Task objective: Extract all lines that hold the string "Реализация".

━━━ Data lines

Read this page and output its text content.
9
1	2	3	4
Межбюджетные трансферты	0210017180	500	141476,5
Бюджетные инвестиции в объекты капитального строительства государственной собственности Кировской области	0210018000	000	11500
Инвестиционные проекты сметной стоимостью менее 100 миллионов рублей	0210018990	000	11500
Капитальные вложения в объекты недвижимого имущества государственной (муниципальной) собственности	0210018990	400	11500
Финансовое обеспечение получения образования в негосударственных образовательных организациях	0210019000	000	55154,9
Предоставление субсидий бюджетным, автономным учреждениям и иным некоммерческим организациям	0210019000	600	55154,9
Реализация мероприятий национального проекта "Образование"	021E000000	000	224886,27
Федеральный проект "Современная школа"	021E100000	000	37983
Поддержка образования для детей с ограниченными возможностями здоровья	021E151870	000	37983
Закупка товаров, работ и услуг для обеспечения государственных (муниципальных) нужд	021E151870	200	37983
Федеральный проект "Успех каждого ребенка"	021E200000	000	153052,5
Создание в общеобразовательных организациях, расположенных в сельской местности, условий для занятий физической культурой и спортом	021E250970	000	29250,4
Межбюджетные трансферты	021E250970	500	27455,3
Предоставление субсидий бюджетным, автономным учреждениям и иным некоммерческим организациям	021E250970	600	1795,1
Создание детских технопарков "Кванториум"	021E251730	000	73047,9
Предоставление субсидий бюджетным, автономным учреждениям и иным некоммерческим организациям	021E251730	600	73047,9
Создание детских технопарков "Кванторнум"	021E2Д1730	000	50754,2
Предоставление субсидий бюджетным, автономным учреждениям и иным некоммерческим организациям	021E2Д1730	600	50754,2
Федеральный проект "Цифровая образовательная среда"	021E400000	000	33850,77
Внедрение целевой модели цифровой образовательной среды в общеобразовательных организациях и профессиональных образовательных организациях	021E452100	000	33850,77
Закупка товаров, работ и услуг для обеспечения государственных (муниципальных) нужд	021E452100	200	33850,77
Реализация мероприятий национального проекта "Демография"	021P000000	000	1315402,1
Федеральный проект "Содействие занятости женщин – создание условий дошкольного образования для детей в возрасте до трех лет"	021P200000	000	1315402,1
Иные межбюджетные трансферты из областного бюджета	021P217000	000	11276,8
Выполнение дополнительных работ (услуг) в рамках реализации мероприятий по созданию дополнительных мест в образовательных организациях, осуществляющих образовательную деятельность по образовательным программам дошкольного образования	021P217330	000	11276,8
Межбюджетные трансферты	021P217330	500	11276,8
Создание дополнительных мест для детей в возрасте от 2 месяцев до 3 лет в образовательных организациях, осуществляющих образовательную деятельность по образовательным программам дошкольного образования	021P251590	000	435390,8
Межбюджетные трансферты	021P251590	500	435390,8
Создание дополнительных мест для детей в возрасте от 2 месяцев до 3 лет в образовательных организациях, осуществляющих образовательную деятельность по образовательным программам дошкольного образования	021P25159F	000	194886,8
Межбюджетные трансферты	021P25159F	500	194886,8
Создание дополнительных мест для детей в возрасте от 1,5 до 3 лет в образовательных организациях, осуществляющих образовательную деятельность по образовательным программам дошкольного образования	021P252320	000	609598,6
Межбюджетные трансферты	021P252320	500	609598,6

━━━━━━
━━━ Data lines

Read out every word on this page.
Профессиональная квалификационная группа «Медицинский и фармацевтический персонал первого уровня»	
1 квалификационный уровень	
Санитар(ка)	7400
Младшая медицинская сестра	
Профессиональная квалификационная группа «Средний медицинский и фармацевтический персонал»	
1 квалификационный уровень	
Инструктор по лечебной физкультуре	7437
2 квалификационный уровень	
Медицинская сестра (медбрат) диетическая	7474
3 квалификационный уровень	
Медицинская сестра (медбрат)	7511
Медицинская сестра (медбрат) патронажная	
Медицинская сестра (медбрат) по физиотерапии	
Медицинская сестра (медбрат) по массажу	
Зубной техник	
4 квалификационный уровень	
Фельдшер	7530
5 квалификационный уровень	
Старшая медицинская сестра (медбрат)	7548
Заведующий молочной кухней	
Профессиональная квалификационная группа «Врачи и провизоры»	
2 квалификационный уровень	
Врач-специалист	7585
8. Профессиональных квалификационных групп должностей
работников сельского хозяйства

━━━━━━
━━━ Data lines

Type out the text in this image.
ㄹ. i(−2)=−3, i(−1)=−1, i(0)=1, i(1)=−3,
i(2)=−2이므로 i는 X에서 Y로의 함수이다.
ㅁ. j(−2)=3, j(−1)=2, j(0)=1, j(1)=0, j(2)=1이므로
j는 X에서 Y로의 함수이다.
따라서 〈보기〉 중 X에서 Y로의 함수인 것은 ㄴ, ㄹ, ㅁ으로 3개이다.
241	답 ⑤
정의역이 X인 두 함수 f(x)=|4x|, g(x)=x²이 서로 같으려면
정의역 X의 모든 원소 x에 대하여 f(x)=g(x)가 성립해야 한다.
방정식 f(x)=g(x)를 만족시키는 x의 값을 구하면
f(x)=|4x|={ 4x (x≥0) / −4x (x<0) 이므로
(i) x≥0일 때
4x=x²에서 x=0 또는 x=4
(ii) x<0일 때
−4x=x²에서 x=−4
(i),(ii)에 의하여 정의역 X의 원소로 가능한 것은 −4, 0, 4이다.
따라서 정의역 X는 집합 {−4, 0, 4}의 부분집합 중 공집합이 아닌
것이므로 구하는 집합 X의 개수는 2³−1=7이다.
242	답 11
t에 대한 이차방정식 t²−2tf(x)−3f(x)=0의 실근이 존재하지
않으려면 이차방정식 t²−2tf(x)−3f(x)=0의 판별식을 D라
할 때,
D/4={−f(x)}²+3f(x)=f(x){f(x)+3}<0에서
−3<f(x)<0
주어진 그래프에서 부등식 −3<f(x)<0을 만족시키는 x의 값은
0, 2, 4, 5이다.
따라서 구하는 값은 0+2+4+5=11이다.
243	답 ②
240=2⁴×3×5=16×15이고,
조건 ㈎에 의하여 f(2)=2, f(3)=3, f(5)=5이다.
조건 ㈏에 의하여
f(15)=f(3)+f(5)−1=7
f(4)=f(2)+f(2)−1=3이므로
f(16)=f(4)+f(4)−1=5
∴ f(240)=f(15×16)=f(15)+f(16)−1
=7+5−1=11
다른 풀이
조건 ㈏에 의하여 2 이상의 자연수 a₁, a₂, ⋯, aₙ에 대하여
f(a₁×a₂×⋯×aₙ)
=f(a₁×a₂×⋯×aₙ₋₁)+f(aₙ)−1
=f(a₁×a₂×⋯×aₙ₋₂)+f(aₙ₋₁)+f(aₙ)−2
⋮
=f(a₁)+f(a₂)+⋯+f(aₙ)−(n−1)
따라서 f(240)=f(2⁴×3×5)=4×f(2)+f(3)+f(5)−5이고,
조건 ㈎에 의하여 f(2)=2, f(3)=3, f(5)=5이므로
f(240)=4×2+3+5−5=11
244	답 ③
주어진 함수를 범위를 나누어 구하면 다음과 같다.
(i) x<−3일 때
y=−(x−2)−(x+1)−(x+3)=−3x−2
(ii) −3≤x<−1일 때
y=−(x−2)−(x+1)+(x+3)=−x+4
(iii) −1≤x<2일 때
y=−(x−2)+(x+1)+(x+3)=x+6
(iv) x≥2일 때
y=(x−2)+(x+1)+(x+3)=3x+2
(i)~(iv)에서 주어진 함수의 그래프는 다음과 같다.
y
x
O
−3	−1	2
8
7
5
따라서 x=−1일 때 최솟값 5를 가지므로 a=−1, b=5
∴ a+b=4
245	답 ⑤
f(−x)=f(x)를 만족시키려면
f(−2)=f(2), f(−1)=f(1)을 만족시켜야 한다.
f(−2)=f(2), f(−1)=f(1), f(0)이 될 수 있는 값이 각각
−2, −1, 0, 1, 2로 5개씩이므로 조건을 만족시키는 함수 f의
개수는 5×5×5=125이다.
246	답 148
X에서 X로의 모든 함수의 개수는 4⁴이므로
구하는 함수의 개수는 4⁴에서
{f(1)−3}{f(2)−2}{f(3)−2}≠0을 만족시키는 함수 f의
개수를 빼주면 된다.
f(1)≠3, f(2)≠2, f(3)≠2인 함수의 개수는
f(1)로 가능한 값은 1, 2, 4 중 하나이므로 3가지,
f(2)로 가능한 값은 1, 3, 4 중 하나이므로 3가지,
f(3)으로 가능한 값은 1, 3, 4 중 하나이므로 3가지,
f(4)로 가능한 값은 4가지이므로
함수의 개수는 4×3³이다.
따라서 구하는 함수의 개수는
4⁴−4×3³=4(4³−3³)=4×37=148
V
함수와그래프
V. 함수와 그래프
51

━━━━━━

Result:
Реализация мероприятий национального проекта "Образование"	021E000000	000	224886,27
Реализация мероприятий национального проекта "Демография"	021P000000	000	1315402,1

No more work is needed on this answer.